= SUPPLIED RECORDS =

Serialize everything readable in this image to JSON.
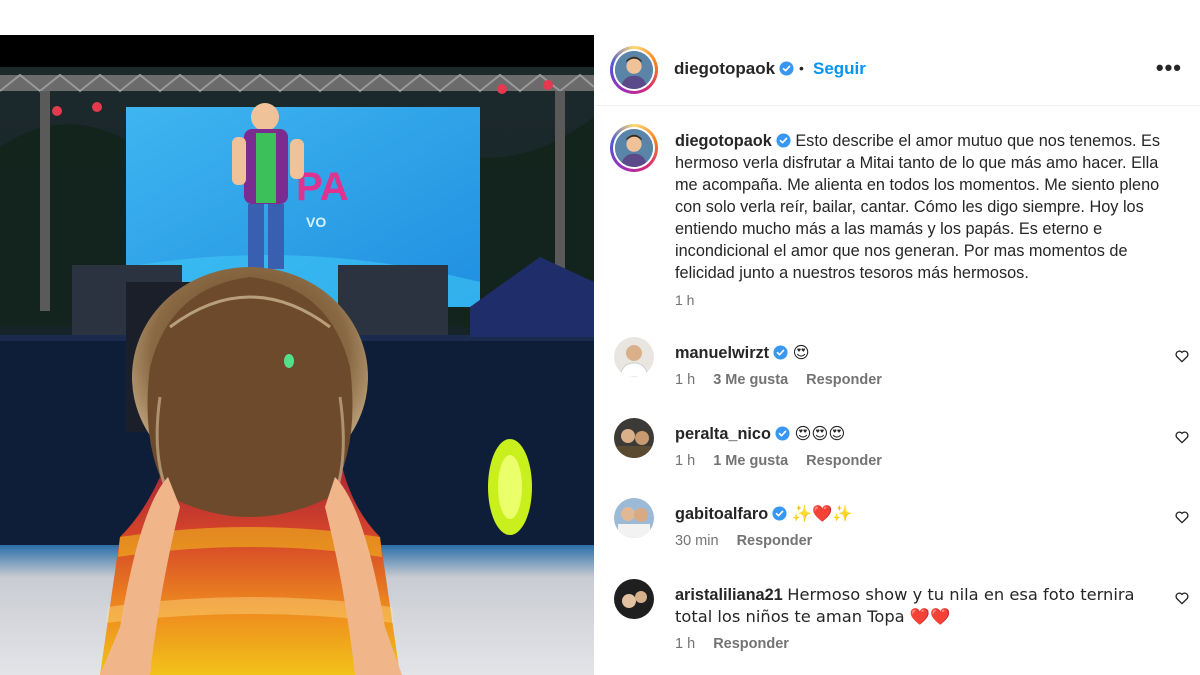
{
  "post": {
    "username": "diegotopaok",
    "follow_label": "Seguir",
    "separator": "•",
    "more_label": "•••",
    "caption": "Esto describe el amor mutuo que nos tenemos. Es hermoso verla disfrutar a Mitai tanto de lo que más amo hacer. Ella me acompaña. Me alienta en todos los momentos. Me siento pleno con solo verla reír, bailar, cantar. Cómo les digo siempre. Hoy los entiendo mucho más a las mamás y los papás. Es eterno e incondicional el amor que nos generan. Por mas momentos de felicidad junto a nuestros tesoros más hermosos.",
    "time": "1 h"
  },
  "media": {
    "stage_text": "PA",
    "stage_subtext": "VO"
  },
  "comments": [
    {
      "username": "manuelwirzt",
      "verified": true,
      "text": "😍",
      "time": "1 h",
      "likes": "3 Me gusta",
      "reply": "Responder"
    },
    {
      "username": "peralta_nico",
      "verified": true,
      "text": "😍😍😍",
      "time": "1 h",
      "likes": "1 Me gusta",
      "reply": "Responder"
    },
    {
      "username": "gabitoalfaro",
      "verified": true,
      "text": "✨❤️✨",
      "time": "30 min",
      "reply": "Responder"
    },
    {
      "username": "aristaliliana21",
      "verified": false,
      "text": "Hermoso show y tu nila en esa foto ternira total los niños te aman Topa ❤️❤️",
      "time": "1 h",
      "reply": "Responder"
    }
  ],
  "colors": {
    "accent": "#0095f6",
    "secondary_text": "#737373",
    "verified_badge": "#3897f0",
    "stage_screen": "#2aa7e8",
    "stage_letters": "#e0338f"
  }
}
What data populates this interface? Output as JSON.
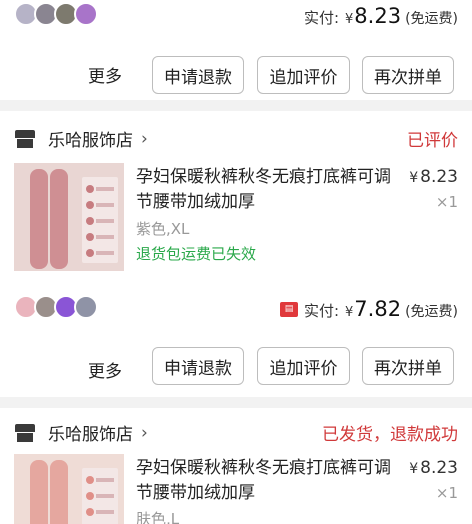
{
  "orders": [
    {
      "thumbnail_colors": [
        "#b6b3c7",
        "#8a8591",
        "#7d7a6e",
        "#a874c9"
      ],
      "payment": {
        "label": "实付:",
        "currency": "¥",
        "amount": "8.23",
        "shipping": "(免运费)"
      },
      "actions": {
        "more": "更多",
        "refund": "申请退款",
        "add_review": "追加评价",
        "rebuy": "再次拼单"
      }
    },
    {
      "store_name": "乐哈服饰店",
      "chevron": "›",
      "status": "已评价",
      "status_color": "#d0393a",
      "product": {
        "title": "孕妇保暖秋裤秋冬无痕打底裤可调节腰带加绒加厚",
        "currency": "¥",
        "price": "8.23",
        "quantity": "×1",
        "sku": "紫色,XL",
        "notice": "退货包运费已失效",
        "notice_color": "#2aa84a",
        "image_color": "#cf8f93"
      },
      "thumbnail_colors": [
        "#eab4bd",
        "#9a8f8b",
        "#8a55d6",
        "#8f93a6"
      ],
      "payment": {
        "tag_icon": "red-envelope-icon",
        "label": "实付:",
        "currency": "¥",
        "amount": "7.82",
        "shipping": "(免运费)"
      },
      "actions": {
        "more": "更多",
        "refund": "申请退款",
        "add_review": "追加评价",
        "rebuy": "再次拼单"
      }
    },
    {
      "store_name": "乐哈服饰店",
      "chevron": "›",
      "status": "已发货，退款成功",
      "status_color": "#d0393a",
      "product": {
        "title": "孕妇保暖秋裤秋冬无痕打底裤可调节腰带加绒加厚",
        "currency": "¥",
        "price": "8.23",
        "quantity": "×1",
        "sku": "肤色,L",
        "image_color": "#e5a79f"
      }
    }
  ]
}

= EXERCISE AIM =
Give back each entry exactly as it appears, with no pictures.

= ANSWER FOR THIS EXERCISE =
Serialize everything readable in this image to JSON.
{
  "post": {
    "username": "diegotopaok",
    "follow_label": "Seguir",
    "separator": "•",
    "more_label": "•••",
    "caption": "Esto describe el amor mutuo que nos tenemos. Es hermoso verla disfrutar a Mitai tanto de lo que más amo hacer. Ella me acompaña. Me alienta en todos los momentos. Me siento pleno con solo verla reír, bailar, cantar. Cómo les digo siempre. Hoy los entiendo mucho más a las mamás y los papás. Es eterno e incondicional el amor que nos generan. Por mas momentos de felicidad junto a nuestros tesoros más hermosos.",
    "time": "1 h"
  },
  "media": {
    "stage_text": "PA",
    "stage_subtext": "VO"
  },
  "comments": [
    {
      "username": "manuelwirzt",
      "verified": true,
      "text": "😍",
      "time": "1 h",
      "likes": "3 Me gusta",
      "reply": "Responder"
    },
    {
      "username": "peralta_nico",
      "verified": true,
      "text": "😍😍😍",
      "time": "1 h",
      "likes": "1 Me gusta",
      "reply": "Responder"
    },
    {
      "username": "gabitoalfaro",
      "verified": true,
      "text": "✨❤️✨",
      "time": "30 min",
      "reply": "Responder"
    },
    {
      "username": "aristaliliana21",
      "verified": false,
      "text": "Hermoso show y tu nila en esa foto ternira total los niños te aman Topa ❤️❤️",
      "time": "1 h",
      "reply": "Responder"
    }
  ],
  "colors": {
    "accent": "#0095f6",
    "secondary_text": "#737373",
    "verified_badge": "#3897f0",
    "stage_screen": "#2aa7e8",
    "stage_letters": "#e0338f"
  }
}
What data populates this interface? Output as JSON.
{
  "orders": [
    {
      "thumbnail_colors": [
        "#b6b3c7",
        "#8a8591",
        "#7d7a6e",
        "#a874c9"
      ],
      "payment": {
        "label": "实付:",
        "currency": "¥",
        "amount": "8.23",
        "shipping": "(免运费)"
      },
      "actions": {
        "more": "更多",
        "refund": "申请退款",
        "add_review": "追加评价",
        "rebuy": "再次拼单"
      }
    },
    {
      "store_name": "乐哈服饰店",
      "chevron": "›",
      "status": "已评价",
      "status_color": "#d0393a",
      "product": {
        "title": "孕妇保暖秋裤秋冬无痕打底裤可调节腰带加绒加厚",
        "currency": "¥",
        "price": "8.23",
        "quantity": "×1",
        "sku": "紫色,XL",
        "notice": "退货包运费已失效",
        "notice_color": "#2aa84a",
        "image_color": "#cf8f93"
      },
      "thumbnail_colors": [
        "#eab4bd",
        "#9a8f8b",
        "#8a55d6",
        "#8f93a6"
      ],
      "payment": {
        "tag_icon": "red-envelope-icon",
        "label": "实付:",
        "currency": "¥",
        "amount": "7.82",
        "shipping": "(免运费)"
      },
      "actions": {
        "more": "更多",
        "refund": "申请退款",
        "add_review": "追加评价",
        "rebuy": "再次拼单"
      }
    },
    {
      "store_name": "乐哈服饰店",
      "chevron": "›",
      "status": "已发货，退款成功",
      "status_color": "#d0393a",
      "product": {
        "title": "孕妇保暖秋裤秋冬无痕打底裤可调节腰带加绒加厚",
        "currency": "¥",
        "price": "8.23",
        "quantity": "×1",
        "sku": "肤色,L",
        "image_color": "#e5a79f"
      }
    }
  ]
}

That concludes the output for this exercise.